→ **TASK STATEMENT**
Go through the data below and copy it exactly, skipping every picture.

→ **DATA LISTING**
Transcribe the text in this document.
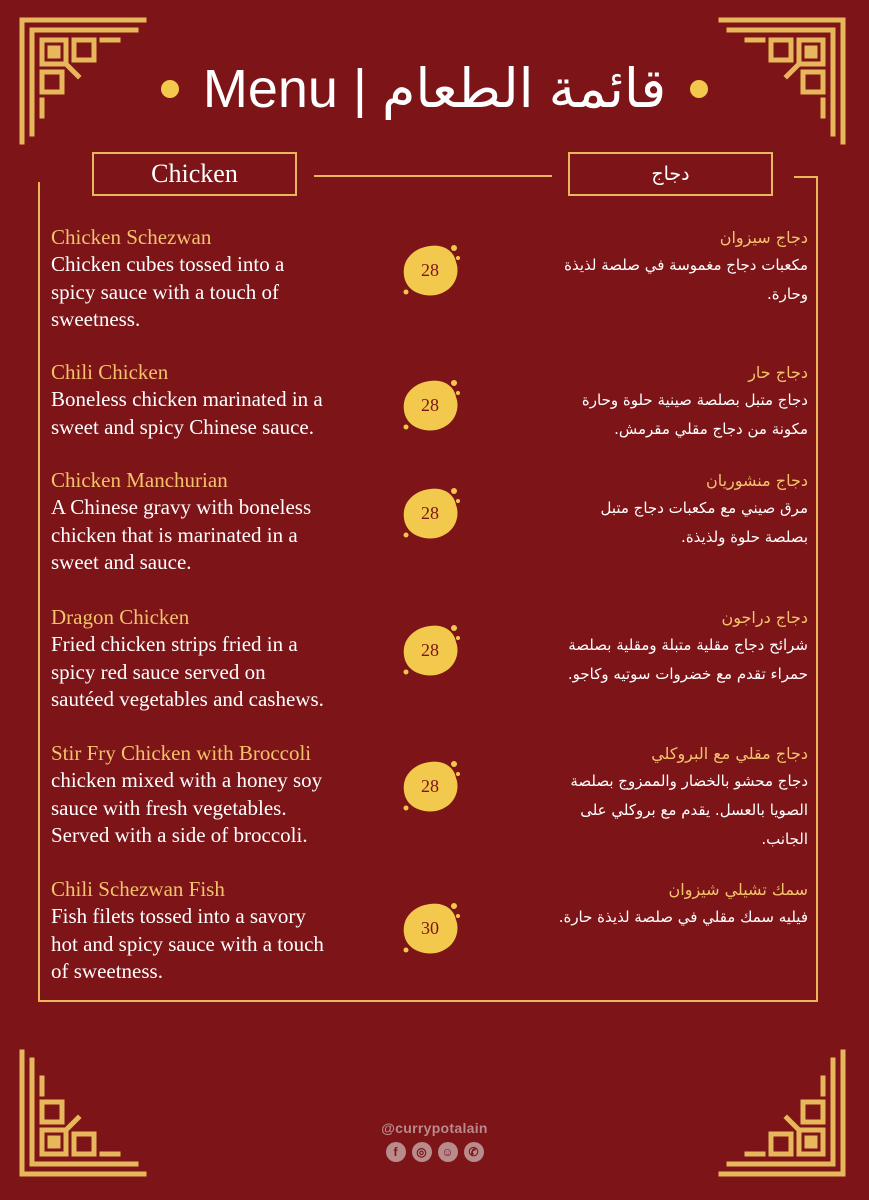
Menu | قائمة الطعام
Chicken	دجاج

Chicken Schezwan

Chicken cubes tossed into a

spicy sauce with a touch of

sweetness.

28

دجاج سيزوان

مكعبات دجاج مغموسة في صلصة لذيذة

وحارة.

Chili Chicken

Boneless chicken marinated in a

sweet and spicy Chinese sauce.

28

دجاج حار

دجاج متبل بصلصة صينية حلوة وحارة

مكونة من دجاج مقلي مقرمش.

Chicken Manchurian

A Chinese gravy with boneless

chicken that is marinated in a

sweet and sauce.

28

دجاج منشوريان

مرق صيني مع مكعبات دجاج متبل

بصلصة حلوة ولذيذة.

Dragon Chicken

Fried chicken strips fried in a

spicy red sauce served on

sautéed vegetables and cashews.

28

دجاج دراجون

شرائح دجاج مقلية متبلة ومقلية بصلصة

حمراء تقدم مع خضروات سوتيه وكاجو.

Stir Fry Chicken with Broccoli

chicken mixed with a honey soy

sauce with fresh vegetables.

Served with a side of broccoli.

28

دجاج مقلي مع البروكلي

دجاج محشو بالخضار والممزوج بصلصة

الصويا بالعسل. يقدم مع بروكلي على

الجانب.

Chili Schezwan Fish

Fish filets tossed into a savory

hot and spicy sauce with a touch

of sweetness.

30

سمك تشيلي شيزوان

فيليه سمك مقلي في صلصة لذيذة حارة.

@currypotalain
f	◎	☺	✆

→ **EXERCISE RESULT**
Transcribe the text in this document.
Menu | قائمة الطعام
Chicken	دجاج

Chicken Schezwan

Chicken cubes tossed into a

spicy sauce with a touch of

sweetness.

28

دجاج سيزوان

مكعبات دجاج مغموسة في صلصة لذيذة

وحارة.

Chili Chicken

Boneless chicken marinated in a

sweet and spicy Chinese sauce.

28

دجاج حار

دجاج متبل بصلصة صينية حلوة وحارة

مكونة من دجاج مقلي مقرمش.

Chicken Manchurian

A Chinese gravy with boneless

chicken that is marinated in a

sweet and sauce.

28

دجاج منشوريان

مرق صيني مع مكعبات دجاج متبل

بصلصة حلوة ولذيذة.

Dragon Chicken

Fried chicken strips fried in a

spicy red sauce served on

sautéed vegetables and cashews.

28

دجاج دراجون

شرائح دجاج مقلية متبلة ومقلية بصلصة

حمراء تقدم مع خضروات سوتيه وكاجو.

Stir Fry Chicken with Broccoli

chicken mixed with a honey soy

sauce with fresh vegetables.

Served with a side of broccoli.

28

دجاج مقلي مع البروكلي

دجاج محشو بالخضار والممزوج بصلصة

الصويا بالعسل. يقدم مع بروكلي على

الجانب.

Chili Schezwan Fish

Fish filets tossed into a savory

hot and spicy sauce with a touch

of sweetness.

30

سمك تشيلي شيزوان

فيليه سمك مقلي في صلصة لذيذة حارة.

@currypotalain
f	◎	☺	✆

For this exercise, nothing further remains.